§ PROBLEM TO WORK ON: The data below should be restated word for word, with every picture omitted.

§ DATA TO USE:
● ● ● ● ●
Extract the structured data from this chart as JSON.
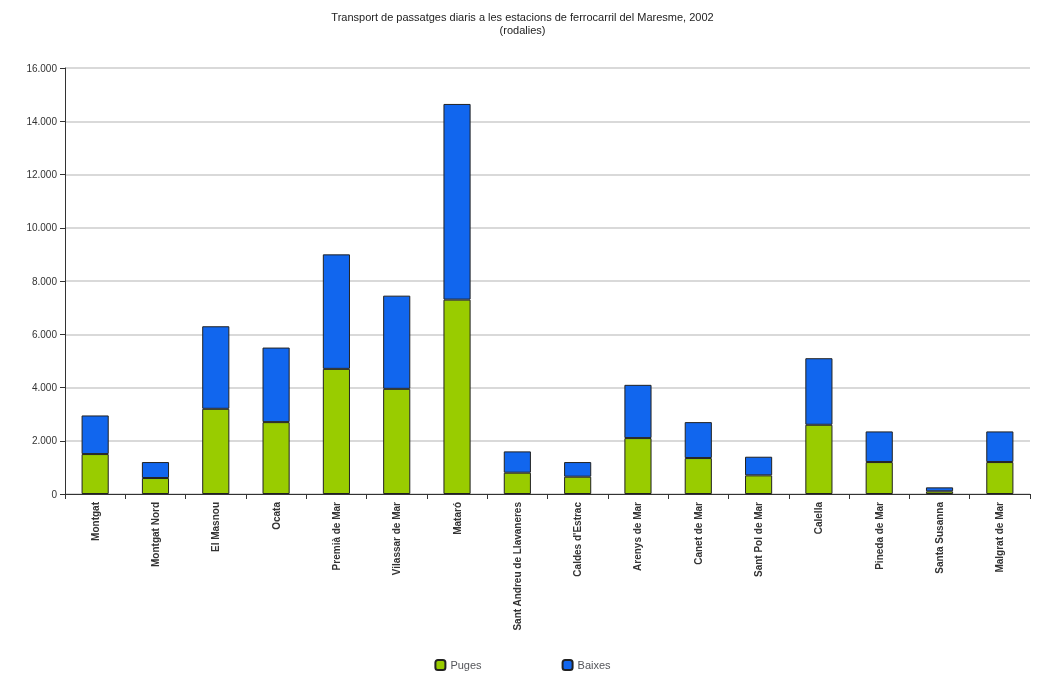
{
  "chart_data": {
    "type": "bar",
    "stacked": true,
    "title": "Transport de passatges diaris a les estacions de ferrocarril del Maresme, 2002",
    "subtitle": "(rodalies)",
    "categories": [
      "Montgat",
      "Montgat Nord",
      "El Masnou",
      "Ocata",
      "Premià de Mar",
      "Vilassar de Mar",
      "Mataró",
      "Sant Andreu de Llavaneres",
      "Caldes d'Estrac",
      "Arenys de Mar",
      "Canet de Mar",
      "Sant Pol de Mar",
      "Calella",
      "Pineda de Mar",
      "Santa Susanna",
      "Malgrat de Mar"
    ],
    "series": [
      {
        "name": "Puges",
        "color": "#99cc00",
        "values": [
          1500,
          600,
          3200,
          2700,
          4700,
          3950,
          7300,
          800,
          650,
          2100,
          1350,
          700,
          2600,
          1200,
          100,
          1200
        ]
      },
      {
        "name": "Baixes",
        "color": "#1166ee",
        "values": [
          1450,
          600,
          3100,
          2800,
          4300,
          3500,
          7350,
          800,
          550,
          2000,
          1350,
          700,
          2500,
          1150,
          150,
          1150
        ]
      }
    ],
    "ylim": [
      0,
      16000
    ],
    "yticks": [
      {
        "value": 0,
        "label": "0"
      },
      {
        "value": 2000,
        "label": "2.000"
      },
      {
        "value": 4000,
        "label": "4.000"
      },
      {
        "value": 6000,
        "label": "6.000"
      },
      {
        "value": 8000,
        "label": "8.000"
      },
      {
        "value": 10000,
        "label": "10.000"
      },
      {
        "value": 12000,
        "label": "12.000"
      },
      {
        "value": 14000,
        "label": "14.000"
      },
      {
        "value": 16000,
        "label": "16.000"
      }
    ],
    "grid": "y",
    "legend": "bottom"
  }
}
● ● ● ● ●
§ ANSWER TO THE EXERCISE:
Extract the structured data from this chart as JSON.
{
  "chart_data": {
    "type": "bar",
    "stacked": true,
    "title": "Transport de passatges diaris a les estacions de ferrocarril del Maresme, 2002",
    "subtitle": "(rodalies)",
    "categories": [
      "Montgat",
      "Montgat Nord",
      "El Masnou",
      "Ocata",
      "Premià de Mar",
      "Vilassar de Mar",
      "Mataró",
      "Sant Andreu de Llavaneres",
      "Caldes d'Estrac",
      "Arenys de Mar",
      "Canet de Mar",
      "Sant Pol de Mar",
      "Calella",
      "Pineda de Mar",
      "Santa Susanna",
      "Malgrat de Mar"
    ],
    "series": [
      {
        "name": "Puges",
        "color": "#99cc00",
        "values": [
          1500,
          600,
          3200,
          2700,
          4700,
          3950,
          7300,
          800,
          650,
          2100,
          1350,
          700,
          2600,
          1200,
          100,
          1200
        ]
      },
      {
        "name": "Baixes",
        "color": "#1166ee",
        "values": [
          1450,
          600,
          3100,
          2800,
          4300,
          3500,
          7350,
          800,
          550,
          2000,
          1350,
          700,
          2500,
          1150,
          150,
          1150
        ]
      }
    ],
    "ylim": [
      0,
      16000
    ],
    "yticks": [
      {
        "value": 0,
        "label": "0"
      },
      {
        "value": 2000,
        "label": "2.000"
      },
      {
        "value": 4000,
        "label": "4.000"
      },
      {
        "value": 6000,
        "label": "6.000"
      },
      {
        "value": 8000,
        "label": "8.000"
      },
      {
        "value": 10000,
        "label": "10.000"
      },
      {
        "value": 12000,
        "label": "12.000"
      },
      {
        "value": 14000,
        "label": "14.000"
      },
      {
        "value": 16000,
        "label": "16.000"
      }
    ],
    "grid": "y",
    "legend": "bottom"
  }
}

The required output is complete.